Supplied data:
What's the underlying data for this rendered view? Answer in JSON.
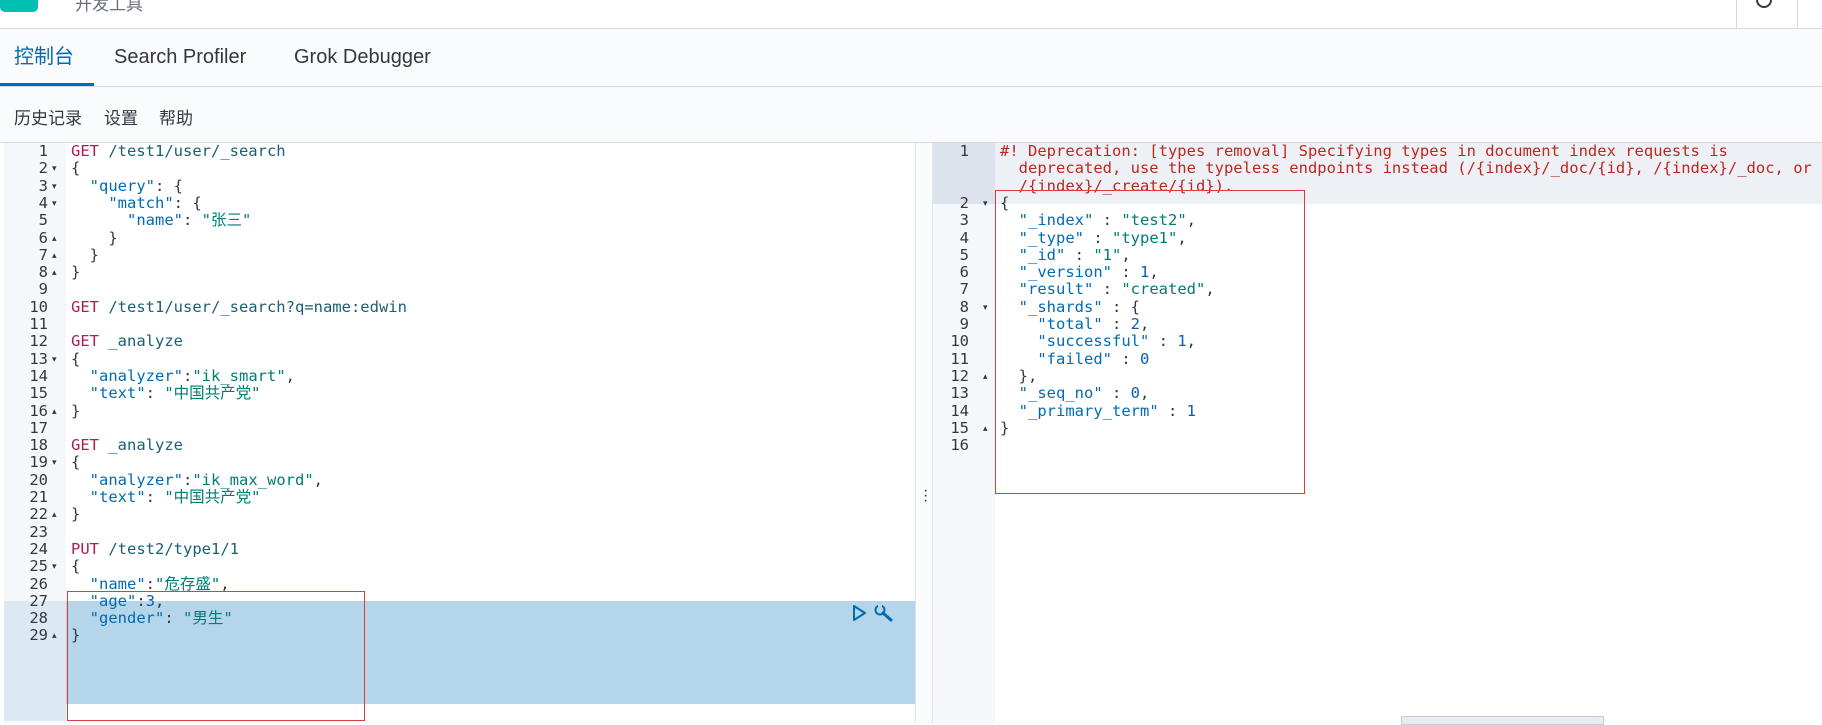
{
  "header": {
    "title": "开发工具"
  },
  "tabs": [
    {
      "label": "控制台",
      "active": true
    },
    {
      "label": "Search Profiler",
      "active": false
    },
    {
      "label": "Grok Debugger",
      "active": false
    }
  ],
  "menu": [
    {
      "label": "历史记录"
    },
    {
      "label": "设置"
    },
    {
      "label": "帮助"
    }
  ],
  "request_editor": {
    "lines": [
      {
        "n": "1",
        "fold": "",
        "parts": [
          [
            "method",
            "GET"
          ],
          [
            "path",
            " /test1/user/_search"
          ]
        ]
      },
      {
        "n": "2",
        "fold": "▾",
        "parts": [
          [
            "punct",
            "{"
          ]
        ]
      },
      {
        "n": "3",
        "fold": "▾",
        "parts": [
          [
            "punct",
            "  "
          ],
          [
            "key",
            "\"query\""
          ],
          [
            "punct",
            ": {"
          ]
        ]
      },
      {
        "n": "4",
        "fold": "▾",
        "parts": [
          [
            "punct",
            "    "
          ],
          [
            "key",
            "\"match\""
          ],
          [
            "punct",
            ": {"
          ]
        ]
      },
      {
        "n": "5",
        "fold": "",
        "parts": [
          [
            "punct",
            "      "
          ],
          [
            "key",
            "\"name\""
          ],
          [
            "punct",
            ": "
          ],
          [
            "str",
            "\"张三\""
          ]
        ]
      },
      {
        "n": "6",
        "fold": "▴",
        "parts": [
          [
            "punct",
            "    }"
          ]
        ]
      },
      {
        "n": "7",
        "fold": "▴",
        "parts": [
          [
            "punct",
            "  }"
          ]
        ]
      },
      {
        "n": "8",
        "fold": "▴",
        "parts": [
          [
            "punct",
            "}"
          ]
        ]
      },
      {
        "n": "9",
        "fold": "",
        "parts": []
      },
      {
        "n": "10",
        "fold": "",
        "parts": [
          [
            "method",
            "GET"
          ],
          [
            "path",
            " /test1/user/_search?q=name:edwin"
          ]
        ]
      },
      {
        "n": "11",
        "fold": "",
        "parts": []
      },
      {
        "n": "12",
        "fold": "",
        "parts": [
          [
            "method",
            "GET"
          ],
          [
            "path",
            " _analyze"
          ]
        ]
      },
      {
        "n": "13",
        "fold": "▾",
        "parts": [
          [
            "punct",
            "{"
          ]
        ]
      },
      {
        "n": "14",
        "fold": "",
        "parts": [
          [
            "punct",
            "  "
          ],
          [
            "key",
            "\"analyzer\""
          ],
          [
            "punct",
            ":"
          ],
          [
            "str",
            "\"ik_smart\""
          ],
          [
            "punct",
            ","
          ]
        ]
      },
      {
        "n": "15",
        "fold": "",
        "parts": [
          [
            "punct",
            "  "
          ],
          [
            "key",
            "\"text\""
          ],
          [
            "punct",
            ": "
          ],
          [
            "str",
            "\"中国共产党\""
          ]
        ]
      },
      {
        "n": "16",
        "fold": "▴",
        "parts": [
          [
            "punct",
            "}"
          ]
        ]
      },
      {
        "n": "17",
        "fold": "",
        "parts": []
      },
      {
        "n": "18",
        "fold": "",
        "parts": [
          [
            "method",
            "GET"
          ],
          [
            "path",
            " _analyze"
          ]
        ]
      },
      {
        "n": "19",
        "fold": "▾",
        "parts": [
          [
            "punct",
            "{"
          ]
        ]
      },
      {
        "n": "20",
        "fold": "",
        "parts": [
          [
            "punct",
            "  "
          ],
          [
            "key",
            "\"analyzer\""
          ],
          [
            "punct",
            ":"
          ],
          [
            "str",
            "\"ik_max_word\""
          ],
          [
            "punct",
            ","
          ]
        ]
      },
      {
        "n": "21",
        "fold": "",
        "parts": [
          [
            "punct",
            "  "
          ],
          [
            "key",
            "\"text\""
          ],
          [
            "punct",
            ": "
          ],
          [
            "str",
            "\"中国共产党\""
          ]
        ]
      },
      {
        "n": "22",
        "fold": "▴",
        "parts": [
          [
            "punct",
            "}"
          ]
        ]
      },
      {
        "n": "23",
        "fold": "",
        "parts": []
      },
      {
        "n": "24",
        "fold": "",
        "parts": [
          [
            "method",
            "PUT"
          ],
          [
            "path",
            " /test2/type1/1"
          ]
        ]
      },
      {
        "n": "25",
        "fold": "▾",
        "parts": [
          [
            "punct",
            "{"
          ]
        ]
      },
      {
        "n": "26",
        "fold": "",
        "parts": [
          [
            "punct",
            "  "
          ],
          [
            "key",
            "\"name\""
          ],
          [
            "punct",
            ":"
          ],
          [
            "str",
            "\"危存盛\""
          ],
          [
            "punct",
            ","
          ]
        ]
      },
      {
        "n": "27",
        "fold": "",
        "parts": [
          [
            "punct",
            "  "
          ],
          [
            "key",
            "\"age\""
          ],
          [
            "punct",
            ":"
          ],
          [
            "num",
            "3"
          ],
          [
            "punct",
            ","
          ]
        ]
      },
      {
        "n": "28",
        "fold": "",
        "parts": [
          [
            "punct",
            "  "
          ],
          [
            "key",
            "\"gender\""
          ],
          [
            "punct",
            ": "
          ],
          [
            "str",
            "\"男生\""
          ]
        ]
      },
      {
        "n": "29",
        "fold": "▴",
        "parts": [
          [
            "punct",
            "}"
          ]
        ]
      }
    ],
    "actions": {
      "run": "play-icon",
      "wrench": "wrench-icon"
    }
  },
  "response_editor": {
    "lines": [
      {
        "n": "1",
        "fold": "",
        "parts": [
          [
            "warn",
            "#! Deprecation: [types removal] Specifying types in document index requests is"
          ]
        ]
      },
      {
        "n": "",
        "fold": "",
        "parts": [
          [
            "warn",
            "  deprecated, use the typeless endpoints instead (/{index}/_doc/{id}, /{index}/_doc, or"
          ]
        ]
      },
      {
        "n": "",
        "fold": "",
        "parts": [
          [
            "warn",
            "  /{index}/_create/{id})."
          ]
        ]
      },
      {
        "n": "2",
        "fold": "▾",
        "parts": [
          [
            "punct",
            "{"
          ]
        ]
      },
      {
        "n": "3",
        "fold": "",
        "parts": [
          [
            "punct",
            "  "
          ],
          [
            "key",
            "\"_index\""
          ],
          [
            "punct",
            " : "
          ],
          [
            "str",
            "\"test2\""
          ],
          [
            "punct",
            ","
          ]
        ]
      },
      {
        "n": "4",
        "fold": "",
        "parts": [
          [
            "punct",
            "  "
          ],
          [
            "key",
            "\"_type\""
          ],
          [
            "punct",
            " : "
          ],
          [
            "str",
            "\"type1\""
          ],
          [
            "punct",
            ","
          ]
        ]
      },
      {
        "n": "5",
        "fold": "",
        "parts": [
          [
            "punct",
            "  "
          ],
          [
            "key",
            "\"_id\""
          ],
          [
            "punct",
            " : "
          ],
          [
            "str",
            "\"1\""
          ],
          [
            "punct",
            ","
          ]
        ]
      },
      {
        "n": "6",
        "fold": "",
        "parts": [
          [
            "punct",
            "  "
          ],
          [
            "key",
            "\"_version\""
          ],
          [
            "punct",
            " : "
          ],
          [
            "num",
            "1"
          ],
          [
            "punct",
            ","
          ]
        ]
      },
      {
        "n": "7",
        "fold": "",
        "parts": [
          [
            "punct",
            "  "
          ],
          [
            "key",
            "\"result\""
          ],
          [
            "punct",
            " : "
          ],
          [
            "str",
            "\"created\""
          ],
          [
            "punct",
            ","
          ]
        ]
      },
      {
        "n": "8",
        "fold": "▾",
        "parts": [
          [
            "punct",
            "  "
          ],
          [
            "key",
            "\"_shards\""
          ],
          [
            "punct",
            " : {"
          ]
        ]
      },
      {
        "n": "9",
        "fold": "",
        "parts": [
          [
            "punct",
            "    "
          ],
          [
            "key",
            "\"total\""
          ],
          [
            "punct",
            " : "
          ],
          [
            "num",
            "2"
          ],
          [
            "punct",
            ","
          ]
        ]
      },
      {
        "n": "10",
        "fold": "",
        "parts": [
          [
            "punct",
            "    "
          ],
          [
            "key",
            "\"successful\""
          ],
          [
            "punct",
            " : "
          ],
          [
            "num",
            "1"
          ],
          [
            "punct",
            ","
          ]
        ]
      },
      {
        "n": "11",
        "fold": "",
        "parts": [
          [
            "punct",
            "    "
          ],
          [
            "key",
            "\"failed\""
          ],
          [
            "punct",
            " : "
          ],
          [
            "num",
            "0"
          ]
        ]
      },
      {
        "n": "12",
        "fold": "▴",
        "parts": [
          [
            "punct",
            "  },"
          ]
        ]
      },
      {
        "n": "13",
        "fold": "",
        "parts": [
          [
            "punct",
            "  "
          ],
          [
            "key",
            "\"_seq_no\""
          ],
          [
            "punct",
            " : "
          ],
          [
            "num",
            "0"
          ],
          [
            "punct",
            ","
          ]
        ]
      },
      {
        "n": "14",
        "fold": "",
        "parts": [
          [
            "punct",
            "  "
          ],
          [
            "key",
            "\"_primary_term\""
          ],
          [
            "punct",
            " : "
          ],
          [
            "num",
            "1"
          ]
        ]
      },
      {
        "n": "15",
        "fold": "▴",
        "parts": [
          [
            "punct",
            "}"
          ]
        ]
      },
      {
        "n": "16",
        "fold": "",
        "parts": []
      }
    ]
  }
}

Problem to solve: Identify lines with the string "label". Copy each one.

Response for this exercise:
      "label": "控制台",
      "label": "Search Profiler",
      "label": "Grok Debugger",
      "label": "历史记录"
      "label": "设置"
      "label": "帮助"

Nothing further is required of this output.